**Instructions for the task**
What you return should match the material below line for line, except that no image appears in it.

┌─ Data to examine

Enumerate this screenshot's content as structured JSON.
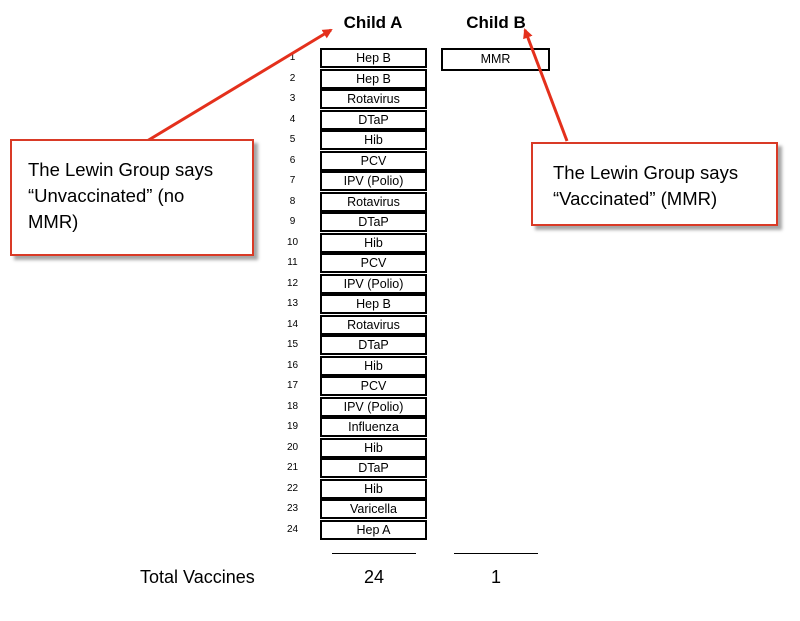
{
  "headings": {
    "child_a": "Child A",
    "child_b": "Child B"
  },
  "child_a_rows": [
    {
      "num": "1",
      "vaccine": "Hep B"
    },
    {
      "num": "2",
      "vaccine": "Hep B"
    },
    {
      "num": "3",
      "vaccine": "Rotavirus"
    },
    {
      "num": "4",
      "vaccine": "DTaP"
    },
    {
      "num": "5",
      "vaccine": "Hib"
    },
    {
      "num": "6",
      "vaccine": "PCV"
    },
    {
      "num": "7",
      "vaccine": "IPV (Polio)"
    },
    {
      "num": "8",
      "vaccine": "Rotavirus"
    },
    {
      "num": "9",
      "vaccine": "DTaP"
    },
    {
      "num": "10",
      "vaccine": "Hib"
    },
    {
      "num": "11",
      "vaccine": "PCV"
    },
    {
      "num": "12",
      "vaccine": "IPV (Polio)"
    },
    {
      "num": "13",
      "vaccine": "Hep B"
    },
    {
      "num": "14",
      "vaccine": "Rotavirus"
    },
    {
      "num": "15",
      "vaccine": "DTaP"
    },
    {
      "num": "16",
      "vaccine": "Hib"
    },
    {
      "num": "17",
      "vaccine": "PCV"
    },
    {
      "num": "18",
      "vaccine": "IPV (Polio)"
    },
    {
      "num": "19",
      "vaccine": "Influenza"
    },
    {
      "num": "20",
      "vaccine": "Hib"
    },
    {
      "num": "21",
      "vaccine": "DTaP"
    },
    {
      "num": "22",
      "vaccine": "Hib"
    },
    {
      "num": "23",
      "vaccine": "Varicella"
    },
    {
      "num": "24",
      "vaccine": "Hep A"
    }
  ],
  "child_b_rows": [
    {
      "vaccine": "MMR"
    }
  ],
  "totals": {
    "label": "Total Vaccines",
    "child_a": "24",
    "child_b": "1"
  },
  "callouts": {
    "left": [
      "The Lewin Group says",
      "“Unvaccinated” (no",
      "MMR)"
    ],
    "right": [
      "The Lewin Group says",
      "“Vaccinated” (MMR)"
    ]
  },
  "colors": {
    "callout_border": "#d93a26",
    "arrow": "#e4301c"
  }
}
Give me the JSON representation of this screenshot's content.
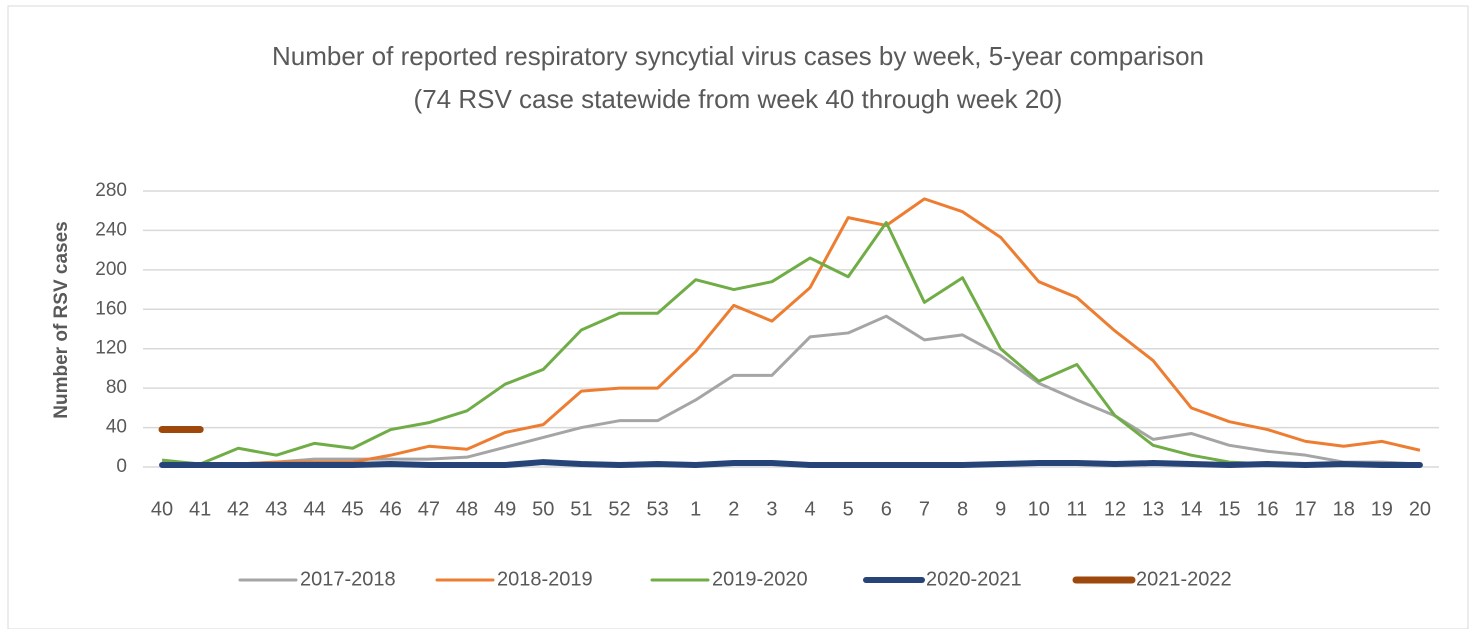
{
  "chart_data": {
    "type": "line",
    "title": "Number of reported respiratory syncytial virus cases by week, 5-year comparison",
    "subtitle": "(74 RSV case statewide from week 40 through week 20)",
    "y_label": "Number of RSV cases",
    "categories": [
      "40",
      "41",
      "42",
      "43",
      "44",
      "45",
      "46",
      "47",
      "48",
      "49",
      "50",
      "51",
      "52",
      "53",
      "1",
      "2",
      "3",
      "4",
      "5",
      "6",
      "7",
      "8",
      "9",
      "10",
      "11",
      "12",
      "13",
      "14",
      "15",
      "16",
      "17",
      "18",
      "19",
      "20"
    ],
    "series": [
      {
        "name": "2017-2018",
        "color": "#a5a5a5",
        "width": 3,
        "values": [
          5,
          3,
          3,
          5,
          8,
          8,
          8,
          8,
          10,
          20,
          30,
          40,
          47,
          47,
          68,
          93,
          93,
          132,
          136,
          153,
          129,
          134,
          113,
          85,
          68,
          52,
          28,
          34,
          22,
          16,
          12,
          5,
          5,
          3
        ]
      },
      {
        "name": "2018-2019",
        "color": "#ed7d31",
        "width": 3,
        "values": [
          3,
          3,
          3,
          5,
          5,
          5,
          12,
          21,
          18,
          35,
          43,
          77,
          80,
          80,
          117,
          164,
          148,
          182,
          253,
          245,
          272,
          259,
          233,
          188,
          172,
          138,
          108,
          60,
          46,
          38,
          26,
          21,
          26,
          17
        ]
      },
      {
        "name": "2019-2020",
        "color": "#70ad47",
        "width": 3,
        "values": [
          7,
          3,
          19,
          12,
          24,
          19,
          38,
          45,
          57,
          84,
          99,
          139,
          156,
          156,
          190,
          180,
          188,
          212,
          193,
          248,
          167,
          192,
          120,
          87,
          104,
          52,
          22,
          12,
          5,
          3,
          2,
          3,
          2,
          2
        ]
      },
      {
        "name": "2020-2021",
        "color": "#264478",
        "width": 6,
        "values": [
          2,
          2,
          2,
          2,
          2,
          2,
          3,
          2,
          2,
          2,
          5,
          3,
          2,
          3,
          2,
          4,
          4,
          2,
          2,
          2,
          2,
          2,
          3,
          4,
          4,
          3,
          4,
          3,
          2,
          3,
          2,
          3,
          2,
          2
        ]
      },
      {
        "name": "2021-2022",
        "color": "#9e480e",
        "width": 7,
        "values": [
          38,
          38,
          null,
          null,
          null,
          null,
          null,
          null,
          null,
          null,
          null,
          null,
          null,
          null,
          null,
          null,
          null,
          null,
          null,
          null,
          null,
          null,
          null,
          null,
          null,
          null,
          null,
          null,
          null,
          null,
          null,
          null,
          null,
          null
        ]
      }
    ],
    "ylim": [
      0,
      280
    ],
    "yticks": [
      0,
      40,
      80,
      120,
      160,
      200,
      240,
      280
    ],
    "grid": true
  }
}
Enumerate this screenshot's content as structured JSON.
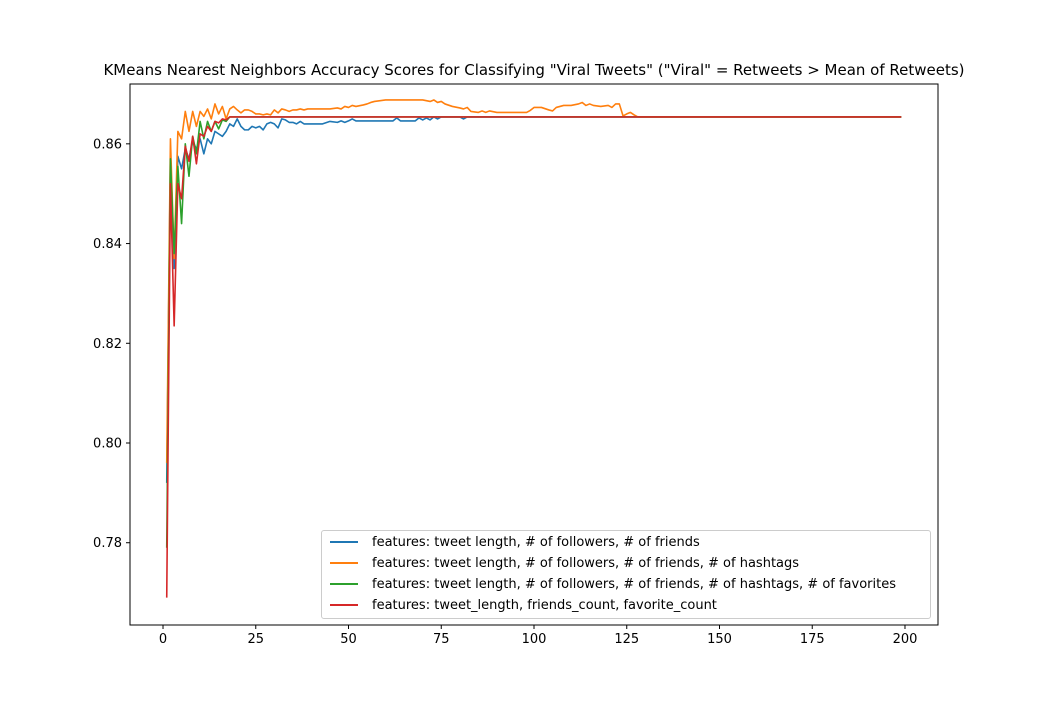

└─

**Answer box**
Enumerate this screenshot's content as structured JSON.
{
  "headings": {
    "child_a": "Child A",
    "child_b": "Child B"
  },
  "child_a_rows": [
    {
      "num": "1",
      "vaccine": "Hep B"
    },
    {
      "num": "2",
      "vaccine": "Hep B"
    },
    {
      "num": "3",
      "vaccine": "Rotavirus"
    },
    {
      "num": "4",
      "vaccine": "DTaP"
    },
    {
      "num": "5",
      "vaccine": "Hib"
    },
    {
      "num": "6",
      "vaccine": "PCV"
    },
    {
      "num": "7",
      "vaccine": "IPV (Polio)"
    },
    {
      "num": "8",
      "vaccine": "Rotavirus"
    },
    {
      "num": "9",
      "vaccine": "DTaP"
    },
    {
      "num": "10",
      "vaccine": "Hib"
    },
    {
      "num": "11",
      "vaccine": "PCV"
    },
    {
      "num": "12",
      "vaccine": "IPV (Polio)"
    },
    {
      "num": "13",
      "vaccine": "Hep B"
    },
    {
      "num": "14",
      "vaccine": "Rotavirus"
    },
    {
      "num": "15",
      "vaccine": "DTaP"
    },
    {
      "num": "16",
      "vaccine": "Hib"
    },
    {
      "num": "17",
      "vaccine": "PCV"
    },
    {
      "num": "18",
      "vaccine": "IPV (Polio)"
    },
    {
      "num": "19",
      "vaccine": "Influenza"
    },
    {
      "num": "20",
      "vaccine": "Hib"
    },
    {
      "num": "21",
      "vaccine": "DTaP"
    },
    {
      "num": "22",
      "vaccine": "Hib"
    },
    {
      "num": "23",
      "vaccine": "Varicella"
    },
    {
      "num": "24",
      "vaccine": "Hep A"
    }
  ],
  "child_b_rows": [
    {
      "vaccine": "MMR"
    }
  ],
  "totals": {
    "label": "Total Vaccines",
    "child_a": "24",
    "child_b": "1"
  },
  "callouts": {
    "left": [
      "The Lewin Group says",
      "“Unvaccinated” (no",
      "MMR)"
    ],
    "right": [
      "The Lewin Group says",
      "“Vaccinated” (MMR)"
    ]
  },
  "colors": {
    "callout_border": "#d93a26",
    "arrow": "#e4301c"
  }
}
Give me the JSON representation of this screenshot's content.
{
  "chart_data": {
    "type": "line",
    "title": "Number of reported respiratory syncytial virus cases by week, 5-year comparison",
    "subtitle": "(74 RSV case statewide from week 40 through week 20)",
    "y_label": "Number of RSV cases",
    "categories": [
      "40",
      "41",
      "42",
      "43",
      "44",
      "45",
      "46",
      "47",
      "48",
      "49",
      "50",
      "51",
      "52",
      "53",
      "1",
      "2",
      "3",
      "4",
      "5",
      "6",
      "7",
      "8",
      "9",
      "10",
      "11",
      "12",
      "13",
      "14",
      "15",
      "16",
      "17",
      "18",
      "19",
      "20"
    ],
    "series": [
      {
        "name": "2017-2018",
        "color": "#a5a5a5",
        "width": 3,
        "values": [
          5,
          3,
          3,
          5,
          8,
          8,
          8,
          8,
          10,
          20,
          30,
          40,
          47,
          47,
          68,
          93,
          93,
          132,
          136,
          153,
          129,
          134,
          113,
          85,
          68,
          52,
          28,
          34,
          22,
          16,
          12,
          5,
          5,
          3
        ]
      },
      {
        "name": "2018-2019",
        "color": "#ed7d31",
        "width": 3,
        "values": [
          3,
          3,
          3,
          5,
          5,
          5,
          12,
          21,
          18,
          35,
          43,
          77,
          80,
          80,
          117,
          164,
          148,
          182,
          253,
          245,
          272,
          259,
          233,
          188,
          172,
          138,
          108,
          60,
          46,
          38,
          26,
          21,
          26,
          17
        ]
      },
      {
        "name": "2019-2020",
        "color": "#70ad47",
        "width": 3,
        "values": [
          7,
          3,
          19,
          12,
          24,
          19,
          38,
          45,
          57,
          84,
          99,
          139,
          156,
          156,
          190,
          180,
          188,
          212,
          193,
          248,
          167,
          192,
          120,
          87,
          104,
          52,
          22,
          12,
          5,
          3,
          2,
          3,
          2,
          2
        ]
      },
      {
        "name": "2020-2021",
        "color": "#264478",
        "width": 6,
        "values": [
          2,
          2,
          2,
          2,
          2,
          2,
          3,
          2,
          2,
          2,
          5,
          3,
          2,
          3,
          2,
          4,
          4,
          2,
          2,
          2,
          2,
          2,
          3,
          4,
          4,
          3,
          4,
          3,
          2,
          3,
          2,
          3,
          2,
          2
        ]
      },
      {
        "name": "2021-2022",
        "color": "#9e480e",
        "width": 7,
        "values": [
          38,
          38,
          null,
          null,
          null,
          null,
          null,
          null,
          null,
          null,
          null,
          null,
          null,
          null,
          null,
          null,
          null,
          null,
          null,
          null,
          null,
          null,
          null,
          null,
          null,
          null,
          null,
          null,
          null,
          null,
          null,
          null,
          null,
          null
        ]
      }
    ],
    "ylim": [
      0,
      280
    ],
    "yticks": [
      0,
      40,
      80,
      120,
      160,
      200,
      240,
      280
    ],
    "grid": true
  }
}
Enumerate this screenshot's content as structured JSON.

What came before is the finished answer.